Records in a dataset:
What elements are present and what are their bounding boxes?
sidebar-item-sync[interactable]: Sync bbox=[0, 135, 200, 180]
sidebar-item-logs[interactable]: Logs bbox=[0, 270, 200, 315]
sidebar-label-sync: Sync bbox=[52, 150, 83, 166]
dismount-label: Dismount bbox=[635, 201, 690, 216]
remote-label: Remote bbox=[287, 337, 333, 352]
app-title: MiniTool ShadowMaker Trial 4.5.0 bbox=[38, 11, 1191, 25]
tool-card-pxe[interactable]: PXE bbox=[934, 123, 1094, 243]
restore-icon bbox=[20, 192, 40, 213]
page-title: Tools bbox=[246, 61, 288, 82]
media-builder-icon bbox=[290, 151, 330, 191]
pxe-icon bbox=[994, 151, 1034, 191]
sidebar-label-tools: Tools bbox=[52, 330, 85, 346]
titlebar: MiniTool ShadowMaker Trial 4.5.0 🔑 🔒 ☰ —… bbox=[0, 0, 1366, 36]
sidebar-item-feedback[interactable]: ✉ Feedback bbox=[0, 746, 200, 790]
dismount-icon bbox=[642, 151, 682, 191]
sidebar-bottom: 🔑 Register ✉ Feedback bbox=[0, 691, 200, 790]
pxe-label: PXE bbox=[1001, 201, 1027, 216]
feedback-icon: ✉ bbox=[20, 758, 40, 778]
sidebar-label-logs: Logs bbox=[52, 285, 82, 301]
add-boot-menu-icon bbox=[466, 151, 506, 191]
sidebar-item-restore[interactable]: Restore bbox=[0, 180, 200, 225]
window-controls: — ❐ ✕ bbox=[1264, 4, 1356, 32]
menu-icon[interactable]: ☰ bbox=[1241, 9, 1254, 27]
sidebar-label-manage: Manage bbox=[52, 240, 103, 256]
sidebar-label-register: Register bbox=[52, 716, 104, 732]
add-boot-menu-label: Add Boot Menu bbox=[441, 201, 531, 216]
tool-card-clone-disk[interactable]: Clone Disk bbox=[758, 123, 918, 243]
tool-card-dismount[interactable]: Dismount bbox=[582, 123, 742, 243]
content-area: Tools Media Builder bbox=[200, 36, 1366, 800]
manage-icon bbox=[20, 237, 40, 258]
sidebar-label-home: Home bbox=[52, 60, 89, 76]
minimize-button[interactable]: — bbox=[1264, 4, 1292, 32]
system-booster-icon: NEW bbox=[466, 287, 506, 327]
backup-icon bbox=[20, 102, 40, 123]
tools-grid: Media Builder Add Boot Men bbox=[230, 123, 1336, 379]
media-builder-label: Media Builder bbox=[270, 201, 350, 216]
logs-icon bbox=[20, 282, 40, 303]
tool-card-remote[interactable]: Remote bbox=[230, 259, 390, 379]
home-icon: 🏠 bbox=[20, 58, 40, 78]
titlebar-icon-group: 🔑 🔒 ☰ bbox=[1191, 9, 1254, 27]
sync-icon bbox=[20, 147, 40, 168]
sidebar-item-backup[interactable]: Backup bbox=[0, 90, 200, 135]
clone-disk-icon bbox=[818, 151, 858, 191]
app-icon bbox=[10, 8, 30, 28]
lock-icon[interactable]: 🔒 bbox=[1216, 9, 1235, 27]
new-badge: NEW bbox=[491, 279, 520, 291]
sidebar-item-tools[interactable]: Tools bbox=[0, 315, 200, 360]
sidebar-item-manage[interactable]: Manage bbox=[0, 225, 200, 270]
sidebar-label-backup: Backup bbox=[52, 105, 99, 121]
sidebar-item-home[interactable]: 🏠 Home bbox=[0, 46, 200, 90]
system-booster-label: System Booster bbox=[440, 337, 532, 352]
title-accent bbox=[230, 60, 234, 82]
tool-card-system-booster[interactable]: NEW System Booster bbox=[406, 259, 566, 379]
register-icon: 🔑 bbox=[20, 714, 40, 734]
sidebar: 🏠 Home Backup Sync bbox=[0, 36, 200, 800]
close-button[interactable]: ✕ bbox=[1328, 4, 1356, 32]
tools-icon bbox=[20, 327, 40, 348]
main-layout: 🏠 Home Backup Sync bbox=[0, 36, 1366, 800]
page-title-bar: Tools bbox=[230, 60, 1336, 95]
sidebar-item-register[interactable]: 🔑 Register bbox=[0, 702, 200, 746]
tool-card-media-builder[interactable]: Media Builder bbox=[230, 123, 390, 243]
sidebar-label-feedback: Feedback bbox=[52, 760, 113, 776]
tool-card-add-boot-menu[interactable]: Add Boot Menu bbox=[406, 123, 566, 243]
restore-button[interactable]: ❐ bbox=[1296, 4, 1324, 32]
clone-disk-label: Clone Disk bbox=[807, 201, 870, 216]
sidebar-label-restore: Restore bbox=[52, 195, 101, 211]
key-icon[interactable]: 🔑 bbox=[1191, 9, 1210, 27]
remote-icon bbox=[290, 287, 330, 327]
...
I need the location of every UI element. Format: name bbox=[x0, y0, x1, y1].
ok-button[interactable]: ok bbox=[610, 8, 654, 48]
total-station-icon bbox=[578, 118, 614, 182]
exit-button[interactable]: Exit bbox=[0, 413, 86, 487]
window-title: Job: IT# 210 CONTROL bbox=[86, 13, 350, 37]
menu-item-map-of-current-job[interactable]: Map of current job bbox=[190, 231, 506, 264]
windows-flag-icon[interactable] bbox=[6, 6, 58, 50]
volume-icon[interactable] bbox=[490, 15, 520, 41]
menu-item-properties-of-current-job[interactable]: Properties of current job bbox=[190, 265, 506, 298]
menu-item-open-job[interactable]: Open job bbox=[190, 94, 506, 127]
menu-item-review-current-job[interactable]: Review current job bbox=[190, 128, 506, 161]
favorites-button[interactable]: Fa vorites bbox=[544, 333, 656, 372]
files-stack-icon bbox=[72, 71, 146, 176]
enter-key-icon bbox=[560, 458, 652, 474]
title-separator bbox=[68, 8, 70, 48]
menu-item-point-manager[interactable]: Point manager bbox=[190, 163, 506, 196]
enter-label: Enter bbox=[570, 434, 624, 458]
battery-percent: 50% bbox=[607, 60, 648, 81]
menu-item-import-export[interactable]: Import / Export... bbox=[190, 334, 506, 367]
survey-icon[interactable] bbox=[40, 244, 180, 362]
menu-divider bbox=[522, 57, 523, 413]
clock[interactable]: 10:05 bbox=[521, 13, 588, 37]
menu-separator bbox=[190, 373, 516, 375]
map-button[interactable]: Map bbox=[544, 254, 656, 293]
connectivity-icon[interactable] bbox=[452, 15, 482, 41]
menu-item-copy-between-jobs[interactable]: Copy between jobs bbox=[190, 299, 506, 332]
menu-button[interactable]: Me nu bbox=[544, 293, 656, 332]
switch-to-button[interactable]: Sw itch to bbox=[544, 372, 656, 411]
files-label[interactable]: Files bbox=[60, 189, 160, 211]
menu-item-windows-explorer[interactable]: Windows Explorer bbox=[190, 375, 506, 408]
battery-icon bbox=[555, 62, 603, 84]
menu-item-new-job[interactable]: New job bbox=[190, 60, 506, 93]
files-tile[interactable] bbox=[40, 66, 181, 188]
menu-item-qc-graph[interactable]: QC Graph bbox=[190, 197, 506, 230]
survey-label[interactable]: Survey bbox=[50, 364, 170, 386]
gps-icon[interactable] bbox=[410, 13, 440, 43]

» Description of the task:
List every line above that contains the string "logs", with case taken into account.

» Response for this exercise:
sidebar-item-logs[interactable]: Logs bbox=[0, 270, 200, 315]
sidebar-label-logs: Logs bbox=[52, 285, 82, 301]
logs-icon bbox=[20, 282, 40, 303]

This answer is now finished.